* [What is being asked]: Copy out each line of the data that holds the word "Output".

________________________________________

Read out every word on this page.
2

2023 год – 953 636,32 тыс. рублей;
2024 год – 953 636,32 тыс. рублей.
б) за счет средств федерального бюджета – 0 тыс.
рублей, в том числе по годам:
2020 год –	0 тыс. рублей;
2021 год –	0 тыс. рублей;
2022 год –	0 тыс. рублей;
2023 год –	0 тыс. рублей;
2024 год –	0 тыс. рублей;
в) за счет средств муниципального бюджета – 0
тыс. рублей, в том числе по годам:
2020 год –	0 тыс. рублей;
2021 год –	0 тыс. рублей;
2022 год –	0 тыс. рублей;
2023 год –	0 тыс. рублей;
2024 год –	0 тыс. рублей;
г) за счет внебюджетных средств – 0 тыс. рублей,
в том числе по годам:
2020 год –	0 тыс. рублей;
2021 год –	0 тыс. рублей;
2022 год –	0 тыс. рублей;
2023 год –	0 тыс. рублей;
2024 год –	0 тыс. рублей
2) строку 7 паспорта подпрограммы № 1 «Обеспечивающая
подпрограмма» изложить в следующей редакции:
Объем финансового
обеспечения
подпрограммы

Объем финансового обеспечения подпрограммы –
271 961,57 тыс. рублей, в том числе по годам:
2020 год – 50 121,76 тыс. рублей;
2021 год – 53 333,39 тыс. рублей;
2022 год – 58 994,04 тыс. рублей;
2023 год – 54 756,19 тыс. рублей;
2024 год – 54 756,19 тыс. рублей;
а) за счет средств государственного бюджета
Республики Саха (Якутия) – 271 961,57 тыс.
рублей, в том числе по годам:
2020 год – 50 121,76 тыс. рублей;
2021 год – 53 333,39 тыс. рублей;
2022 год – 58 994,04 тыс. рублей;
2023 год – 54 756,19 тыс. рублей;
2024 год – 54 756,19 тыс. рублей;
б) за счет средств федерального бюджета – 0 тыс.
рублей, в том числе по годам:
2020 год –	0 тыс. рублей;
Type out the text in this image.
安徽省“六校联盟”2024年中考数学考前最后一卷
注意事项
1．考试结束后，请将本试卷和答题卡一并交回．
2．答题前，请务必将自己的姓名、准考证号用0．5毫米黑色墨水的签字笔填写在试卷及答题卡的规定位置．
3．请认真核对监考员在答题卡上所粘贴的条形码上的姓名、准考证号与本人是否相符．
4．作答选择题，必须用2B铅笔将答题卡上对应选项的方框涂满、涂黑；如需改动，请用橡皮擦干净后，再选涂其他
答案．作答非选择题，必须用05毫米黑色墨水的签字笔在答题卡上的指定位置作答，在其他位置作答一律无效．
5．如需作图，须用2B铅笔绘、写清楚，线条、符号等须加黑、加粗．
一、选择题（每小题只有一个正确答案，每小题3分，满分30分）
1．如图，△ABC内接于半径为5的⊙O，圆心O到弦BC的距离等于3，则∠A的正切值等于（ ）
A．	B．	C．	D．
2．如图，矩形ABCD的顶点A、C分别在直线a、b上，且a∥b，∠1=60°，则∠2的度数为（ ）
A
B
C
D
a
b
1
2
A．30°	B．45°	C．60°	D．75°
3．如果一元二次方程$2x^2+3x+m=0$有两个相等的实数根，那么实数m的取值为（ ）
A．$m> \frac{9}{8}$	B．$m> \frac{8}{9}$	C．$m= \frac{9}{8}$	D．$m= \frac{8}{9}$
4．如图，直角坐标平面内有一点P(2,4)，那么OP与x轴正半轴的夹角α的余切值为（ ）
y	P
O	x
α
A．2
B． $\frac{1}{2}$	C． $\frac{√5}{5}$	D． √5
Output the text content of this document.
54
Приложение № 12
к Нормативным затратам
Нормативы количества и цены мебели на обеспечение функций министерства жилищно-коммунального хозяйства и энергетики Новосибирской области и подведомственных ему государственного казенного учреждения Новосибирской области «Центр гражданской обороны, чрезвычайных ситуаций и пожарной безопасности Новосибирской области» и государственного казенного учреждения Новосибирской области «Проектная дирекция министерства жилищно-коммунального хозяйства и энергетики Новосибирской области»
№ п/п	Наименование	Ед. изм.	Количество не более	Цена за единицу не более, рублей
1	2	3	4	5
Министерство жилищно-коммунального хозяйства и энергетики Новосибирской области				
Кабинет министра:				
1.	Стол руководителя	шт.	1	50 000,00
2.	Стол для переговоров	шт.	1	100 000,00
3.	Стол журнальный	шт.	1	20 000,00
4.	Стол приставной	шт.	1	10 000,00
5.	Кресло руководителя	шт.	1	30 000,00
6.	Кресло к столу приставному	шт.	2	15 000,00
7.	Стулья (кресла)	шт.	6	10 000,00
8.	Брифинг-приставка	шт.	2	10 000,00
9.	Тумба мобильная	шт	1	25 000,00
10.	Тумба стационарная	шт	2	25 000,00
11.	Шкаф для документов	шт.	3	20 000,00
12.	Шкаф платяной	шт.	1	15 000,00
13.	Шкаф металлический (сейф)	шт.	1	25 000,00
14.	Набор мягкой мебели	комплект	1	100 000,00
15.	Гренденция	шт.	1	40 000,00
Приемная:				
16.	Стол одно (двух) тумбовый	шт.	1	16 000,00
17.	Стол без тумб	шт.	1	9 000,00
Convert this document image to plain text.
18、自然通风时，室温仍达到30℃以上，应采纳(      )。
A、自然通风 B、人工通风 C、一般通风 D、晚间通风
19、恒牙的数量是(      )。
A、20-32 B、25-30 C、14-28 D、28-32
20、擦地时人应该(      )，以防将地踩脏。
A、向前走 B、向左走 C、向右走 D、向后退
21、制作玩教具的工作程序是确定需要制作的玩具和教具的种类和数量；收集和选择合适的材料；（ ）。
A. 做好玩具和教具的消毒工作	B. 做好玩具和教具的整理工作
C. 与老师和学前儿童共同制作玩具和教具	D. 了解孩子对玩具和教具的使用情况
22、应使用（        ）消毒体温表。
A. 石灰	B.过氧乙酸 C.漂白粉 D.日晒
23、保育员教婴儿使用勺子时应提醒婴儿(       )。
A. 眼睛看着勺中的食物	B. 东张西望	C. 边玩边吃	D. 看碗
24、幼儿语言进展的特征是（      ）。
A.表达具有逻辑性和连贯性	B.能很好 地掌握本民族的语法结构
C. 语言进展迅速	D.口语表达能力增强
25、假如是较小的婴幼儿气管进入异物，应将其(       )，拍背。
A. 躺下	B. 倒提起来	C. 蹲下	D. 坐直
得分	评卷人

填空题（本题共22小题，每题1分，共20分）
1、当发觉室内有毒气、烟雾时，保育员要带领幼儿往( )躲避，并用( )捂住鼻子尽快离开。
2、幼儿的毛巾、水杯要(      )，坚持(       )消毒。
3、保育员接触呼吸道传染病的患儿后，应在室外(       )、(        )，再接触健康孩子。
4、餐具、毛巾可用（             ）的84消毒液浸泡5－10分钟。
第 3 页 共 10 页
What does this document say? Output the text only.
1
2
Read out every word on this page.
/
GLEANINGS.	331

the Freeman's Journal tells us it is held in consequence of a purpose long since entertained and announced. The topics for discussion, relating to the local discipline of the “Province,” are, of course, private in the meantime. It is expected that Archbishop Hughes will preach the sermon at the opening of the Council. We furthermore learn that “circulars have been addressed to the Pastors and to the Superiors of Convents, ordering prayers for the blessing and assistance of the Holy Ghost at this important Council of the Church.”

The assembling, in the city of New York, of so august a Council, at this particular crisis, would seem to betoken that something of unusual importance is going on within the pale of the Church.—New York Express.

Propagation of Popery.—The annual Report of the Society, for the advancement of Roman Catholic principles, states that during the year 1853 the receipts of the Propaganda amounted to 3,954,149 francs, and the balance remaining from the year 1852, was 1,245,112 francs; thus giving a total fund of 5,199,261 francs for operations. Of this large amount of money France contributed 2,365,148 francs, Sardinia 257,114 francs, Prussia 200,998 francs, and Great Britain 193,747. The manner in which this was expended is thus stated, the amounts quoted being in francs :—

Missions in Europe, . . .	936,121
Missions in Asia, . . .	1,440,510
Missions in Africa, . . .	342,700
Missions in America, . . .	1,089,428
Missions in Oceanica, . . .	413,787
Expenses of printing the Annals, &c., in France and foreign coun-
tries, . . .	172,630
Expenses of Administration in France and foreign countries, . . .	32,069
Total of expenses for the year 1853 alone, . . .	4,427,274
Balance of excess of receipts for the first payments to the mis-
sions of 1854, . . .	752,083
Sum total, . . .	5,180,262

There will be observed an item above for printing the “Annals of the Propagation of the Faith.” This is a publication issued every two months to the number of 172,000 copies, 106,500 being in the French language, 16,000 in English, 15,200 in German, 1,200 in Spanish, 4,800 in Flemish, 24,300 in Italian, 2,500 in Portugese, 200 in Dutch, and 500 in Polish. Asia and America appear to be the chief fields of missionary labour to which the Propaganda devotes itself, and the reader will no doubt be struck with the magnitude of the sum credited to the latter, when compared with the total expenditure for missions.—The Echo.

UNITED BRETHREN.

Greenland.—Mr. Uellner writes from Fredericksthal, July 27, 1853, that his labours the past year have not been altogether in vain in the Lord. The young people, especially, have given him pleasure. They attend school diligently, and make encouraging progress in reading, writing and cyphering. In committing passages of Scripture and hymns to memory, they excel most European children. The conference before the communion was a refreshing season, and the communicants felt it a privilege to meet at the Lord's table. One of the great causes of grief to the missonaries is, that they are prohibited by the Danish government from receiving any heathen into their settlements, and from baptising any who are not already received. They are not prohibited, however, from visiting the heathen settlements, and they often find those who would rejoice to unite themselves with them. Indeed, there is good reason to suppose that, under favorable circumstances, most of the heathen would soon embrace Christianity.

________________________________________

* [Response to this exercise]:
Output the text content of this document.
What does this document say? Output the text only.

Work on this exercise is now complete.